- _WRITTEN REQUEST_
Extract every record, keeping each one exactly as it is.

- _PROVIDED MATERIAL_
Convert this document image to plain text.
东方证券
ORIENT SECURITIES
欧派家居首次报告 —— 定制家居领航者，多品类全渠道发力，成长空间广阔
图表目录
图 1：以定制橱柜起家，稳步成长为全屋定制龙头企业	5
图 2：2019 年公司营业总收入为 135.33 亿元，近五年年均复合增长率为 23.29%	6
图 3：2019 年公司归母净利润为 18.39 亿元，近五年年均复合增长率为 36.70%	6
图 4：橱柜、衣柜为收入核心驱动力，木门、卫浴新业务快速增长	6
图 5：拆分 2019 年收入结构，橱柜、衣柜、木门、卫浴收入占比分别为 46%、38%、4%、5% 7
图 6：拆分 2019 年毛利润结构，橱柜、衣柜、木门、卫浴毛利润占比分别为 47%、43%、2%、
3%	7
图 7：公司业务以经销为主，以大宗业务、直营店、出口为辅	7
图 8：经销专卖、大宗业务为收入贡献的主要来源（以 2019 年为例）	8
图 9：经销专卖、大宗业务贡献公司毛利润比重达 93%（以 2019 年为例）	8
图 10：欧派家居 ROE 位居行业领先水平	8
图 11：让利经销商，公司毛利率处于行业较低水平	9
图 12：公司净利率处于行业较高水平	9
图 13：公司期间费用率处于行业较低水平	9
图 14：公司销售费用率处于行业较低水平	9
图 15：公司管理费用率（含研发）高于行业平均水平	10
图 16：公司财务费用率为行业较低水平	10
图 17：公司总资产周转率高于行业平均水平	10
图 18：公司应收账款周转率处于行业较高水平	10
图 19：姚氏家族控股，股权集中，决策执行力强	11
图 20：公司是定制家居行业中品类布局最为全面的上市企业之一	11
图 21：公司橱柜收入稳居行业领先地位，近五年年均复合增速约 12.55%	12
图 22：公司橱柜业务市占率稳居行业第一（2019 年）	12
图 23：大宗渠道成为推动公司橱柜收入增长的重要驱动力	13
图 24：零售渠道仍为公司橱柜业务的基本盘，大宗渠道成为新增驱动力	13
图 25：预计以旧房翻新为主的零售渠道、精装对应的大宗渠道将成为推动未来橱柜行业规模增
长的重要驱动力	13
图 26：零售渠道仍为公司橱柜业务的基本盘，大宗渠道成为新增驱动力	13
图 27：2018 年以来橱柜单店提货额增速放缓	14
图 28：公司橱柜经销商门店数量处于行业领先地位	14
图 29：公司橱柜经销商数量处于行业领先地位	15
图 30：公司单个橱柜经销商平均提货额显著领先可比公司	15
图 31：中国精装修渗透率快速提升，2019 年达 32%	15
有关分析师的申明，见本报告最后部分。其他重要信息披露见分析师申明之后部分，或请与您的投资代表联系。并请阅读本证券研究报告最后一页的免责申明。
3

- _WRITTEN SOLUTION_
Convert this document image to plain text.
东方证券
ORIENT SECURITIES
欧派家居首次报告 —— 定制家居领航者，多品类全渠道发力，成长空间广阔
图表目录
图 1：以定制橱柜起家，稳步成长为全屋定制龙头企业	5
图 2：2019 年公司营业总收入为 135.33 亿元，近五年年均复合增长率为 23.29%	6
图 3：2019 年公司归母净利润为 18.39 亿元，近五年年均复合增长率为 36.70%	6
图 4：橱柜、衣柜为收入核心驱动力，木门、卫浴新业务快速增长	6
图 5：拆分 2019 年收入结构，橱柜、衣柜、木门、卫浴收入占比分别为 46%、38%、4%、5% 7
图 6：拆分 2019 年毛利润结构，橱柜、衣柜、木门、卫浴毛利润占比分别为 47%、43%、2%、
3%	7
图 7：公司业务以经销为主，以大宗业务、直营店、出口为辅	7
图 8：经销专卖、大宗业务为收入贡献的主要来源（以 2019 年为例）	8
图 9：经销专卖、大宗业务贡献公司毛利润比重达 93%（以 2019 年为例）	8
图 10：欧派家居 ROE 位居行业领先水平	8
图 11：让利经销商，公司毛利率处于行业较低水平	9
图 12：公司净利率处于行业较高水平	9
图 13：公司期间费用率处于行业较低水平	9
图 14：公司销售费用率处于行业较低水平	9
图 15：公司管理费用率（含研发）高于行业平均水平	10
图 16：公司财务费用率为行业较低水平	10
图 17：公司总资产周转率高于行业平均水平	10
图 18：公司应收账款周转率处于行业较高水平	10
图 19：姚氏家族控股，股权集中，决策执行力强	11
图 20：公司是定制家居行业中品类布局最为全面的上市企业之一	11
图 21：公司橱柜收入稳居行业领先地位，近五年年均复合增速约 12.55%	12
图 22：公司橱柜业务市占率稳居行业第一（2019 年）	12
图 23：大宗渠道成为推动公司橱柜收入增长的重要驱动力	13
图 24：零售渠道仍为公司橱柜业务的基本盘，大宗渠道成为新增驱动力	13
图 25：预计以旧房翻新为主的零售渠道、精装对应的大宗渠道将成为推动未来橱柜行业规模增
长的重要驱动力	13
图 26：零售渠道仍为公司橱柜业务的基本盘，大宗渠道成为新增驱动力	13
图 27：2018 年以来橱柜单店提货额增速放缓	14
图 28：公司橱柜经销商门店数量处于行业领先地位	14
图 29：公司橱柜经销商数量处于行业领先地位	15
图 30：公司单个橱柜经销商平均提货额显著领先可比公司	15
图 31：中国精装修渗透率快速提升，2019 年达 32%	15
有关分析师的申明，见本报告最后部分。其他重要信息披露见分析师申明之后部分，或请与您的投资代表联系。并请阅读本证券研究报告最后一页的免责申明。
3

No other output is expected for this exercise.